WHAT YOU WILL DO: Rewrite the listing below with every occurrence of "bounding boxes" replaced by "box coordinates", keeping everything else unchanged. Omit the pictures from your answer.
☆ ☆ ☆ ☆
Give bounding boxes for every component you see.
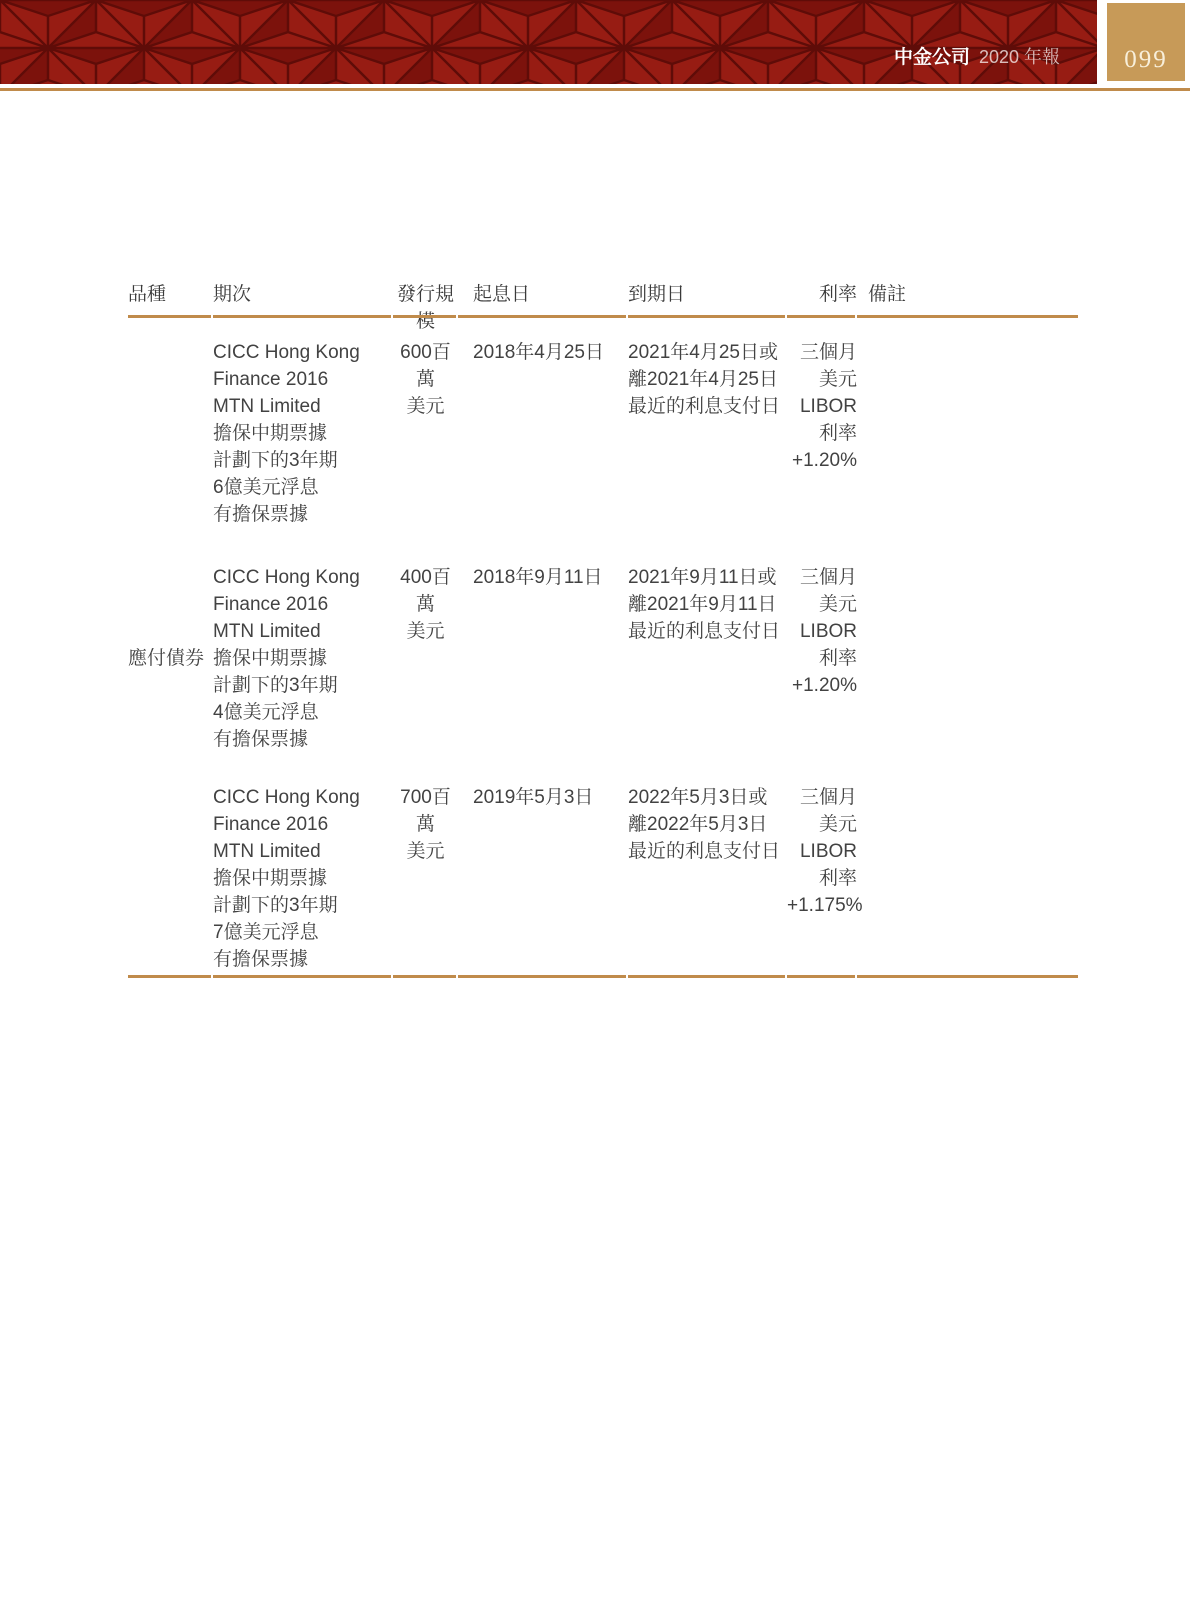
cell-issue-size: 700百萬 美元 xyxy=(393,784,458,973)
asanoha-pattern xyxy=(0,0,1097,84)
cell-notes xyxy=(857,784,1078,973)
cell-bond-type xyxy=(128,339,213,528)
column-header-series: 期次 xyxy=(213,281,393,308)
cell-issue-size: 400百萬 美元 xyxy=(393,564,458,753)
cell-maturity-date: 2022年5月3日或 離2022年5月3日 最近的利息支付日 xyxy=(628,784,787,973)
page-number-badge: 099 xyxy=(1107,3,1185,81)
cell-maturity-date: 2021年9月11日或 離2021年9月11日 最近的利息支付日 xyxy=(628,564,787,753)
cell-series: CICC Hong Kong Finance 2016 MTN Limited … xyxy=(213,784,393,973)
cell-series: CICC Hong Kong Finance 2016 MTN Limited … xyxy=(213,339,393,528)
report-title: 中金公司2020 年報 xyxy=(894,46,1060,70)
company-name: 中金公司 xyxy=(894,47,970,68)
column-header-issue-size: 發行規模 xyxy=(393,281,458,335)
cell-value-date: 2018年9月11日 xyxy=(458,564,628,753)
cell-value-date: 2019年5月3日 xyxy=(458,784,628,973)
bonds-table: 品種 期次 發行規模 起息日 到期日 利率 備註 CICC Hong Kong … xyxy=(128,281,1078,978)
cell-interest-rate: 三個月 美元 LIBOR 利率 +1.20% xyxy=(787,339,857,528)
report-page: 中金公司2020 年報 099 品種 期次 發行規模 起息日 到期日 利率 備註… xyxy=(0,0,1190,1615)
bond-row-2: 應付債券 CICC Hong Kong Finance 2016 MTN Lim… xyxy=(128,564,1078,753)
column-header-interest-rate: 利率 xyxy=(787,281,857,308)
column-header-notes: 備註 xyxy=(857,281,1078,308)
bond-row-1: CICC Hong Kong Finance 2016 MTN Limited … xyxy=(128,339,1078,528)
report-year: 2020 年報 xyxy=(979,47,1060,67)
cell-value-date: 2018年4月25日 xyxy=(458,339,628,528)
header-divider xyxy=(0,88,1190,91)
cell-maturity-date: 2021年4月25日或 離2021年4月25日 最近的利息支付日 xyxy=(628,339,787,528)
column-header-type: 品種 xyxy=(128,281,213,308)
column-header-value-date: 起息日 xyxy=(458,281,628,308)
table-top-rule xyxy=(128,315,1078,318)
cell-interest-rate: 三個月 美元 LIBOR 利率 +1.175% xyxy=(787,784,857,973)
table-header-row: 品種 期次 發行規模 起息日 到期日 利率 備註 xyxy=(128,281,1078,315)
cell-issue-size: 600百萬 美元 xyxy=(393,339,458,528)
cell-notes xyxy=(857,339,1078,528)
column-header-maturity-date: 到期日 xyxy=(628,281,787,308)
table-bottom-rule xyxy=(128,975,1078,978)
cell-bond-type: 應付債券 xyxy=(128,564,213,753)
cell-series: CICC Hong Kong Finance 2016 MTN Limited … xyxy=(213,564,393,753)
page-header-band: 中金公司2020 年報 xyxy=(0,0,1097,84)
cell-interest-rate: 三個月 美元 LIBOR 利率 +1.20% xyxy=(787,564,857,753)
page-number: 099 xyxy=(1107,47,1185,72)
cell-bond-type xyxy=(128,784,213,973)
bond-row-3: CICC Hong Kong Finance 2016 MTN Limited … xyxy=(128,784,1078,973)
cell-notes xyxy=(857,564,1078,753)
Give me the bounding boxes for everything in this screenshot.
☆ ☆ ☆ ☆
TASK RESULT:
Give box coordinates for every component you see.
cell-issue-size: 700百萬 美元 xyxy=(393,784,458,973)
asanoha-pattern xyxy=(0,0,1097,84)
cell-notes xyxy=(857,784,1078,973)
cell-bond-type xyxy=(128,339,213,528)
column-header-series: 期次 xyxy=(213,281,393,308)
cell-issue-size: 400百萬 美元 xyxy=(393,564,458,753)
cell-maturity-date: 2022年5月3日或 離2022年5月3日 最近的利息支付日 xyxy=(628,784,787,973)
page-number-badge: 099 xyxy=(1107,3,1185,81)
cell-maturity-date: 2021年9月11日或 離2021年9月11日 最近的利息支付日 xyxy=(628,564,787,753)
cell-series: CICC Hong Kong Finance 2016 MTN Limited … xyxy=(213,784,393,973)
cell-series: CICC Hong Kong Finance 2016 MTN Limited … xyxy=(213,339,393,528)
report-title: 中金公司2020 年報 xyxy=(894,46,1060,70)
company-name: 中金公司 xyxy=(894,47,970,68)
column-header-issue-size: 發行規模 xyxy=(393,281,458,335)
cell-value-date: 2018年9月11日 xyxy=(458,564,628,753)
cell-value-date: 2019年5月3日 xyxy=(458,784,628,973)
bonds-table: 品種 期次 發行規模 起息日 到期日 利率 備註 CICC Hong Kong … xyxy=(128,281,1078,978)
cell-interest-rate: 三個月 美元 LIBOR 利率 +1.20% xyxy=(787,339,857,528)
report-page: 中金公司2020 年報 099 品種 期次 發行規模 起息日 到期日 利率 備註… xyxy=(0,0,1190,1615)
bond-row-2: 應付債券 CICC Hong Kong Finance 2016 MTN Lim… xyxy=(128,564,1078,753)
column-header-interest-rate: 利率 xyxy=(787,281,857,308)
column-header-notes: 備註 xyxy=(857,281,1078,308)
bond-row-1: CICC Hong Kong Finance 2016 MTN Limited … xyxy=(128,339,1078,528)
report-year: 2020 年報 xyxy=(979,47,1060,67)
cell-value-date: 2018年4月25日 xyxy=(458,339,628,528)
header-divider xyxy=(0,88,1190,91)
cell-maturity-date: 2021年4月25日或 離2021年4月25日 最近的利息支付日 xyxy=(628,339,787,528)
column-header-type: 品種 xyxy=(128,281,213,308)
column-header-value-date: 起息日 xyxy=(458,281,628,308)
table-top-rule xyxy=(128,315,1078,318)
cell-interest-rate: 三個月 美元 LIBOR 利率 +1.175% xyxy=(787,784,857,973)
table-header-row: 品種 期次 發行規模 起息日 到期日 利率 備註 xyxy=(128,281,1078,315)
cell-issue-size: 600百萬 美元 xyxy=(393,339,458,528)
cell-notes xyxy=(857,339,1078,528)
column-header-maturity-date: 到期日 xyxy=(628,281,787,308)
table-bottom-rule xyxy=(128,975,1078,978)
cell-bond-type: 應付債券 xyxy=(128,564,213,753)
cell-series: CICC Hong Kong Finance 2016 MTN Limited … xyxy=(213,564,393,753)
page-header-band: 中金公司2020 年報 xyxy=(0,0,1097,84)
cell-interest-rate: 三個月 美元 LIBOR 利率 +1.20% xyxy=(787,564,857,753)
page-number: 099 xyxy=(1107,47,1185,72)
cell-bond-type xyxy=(128,784,213,973)
bond-row-3: CICC Hong Kong Finance 2016 MTN Limited … xyxy=(128,784,1078,973)
cell-notes xyxy=(857,564,1078,753)
Give me the box coordinates for everything in this screenshot.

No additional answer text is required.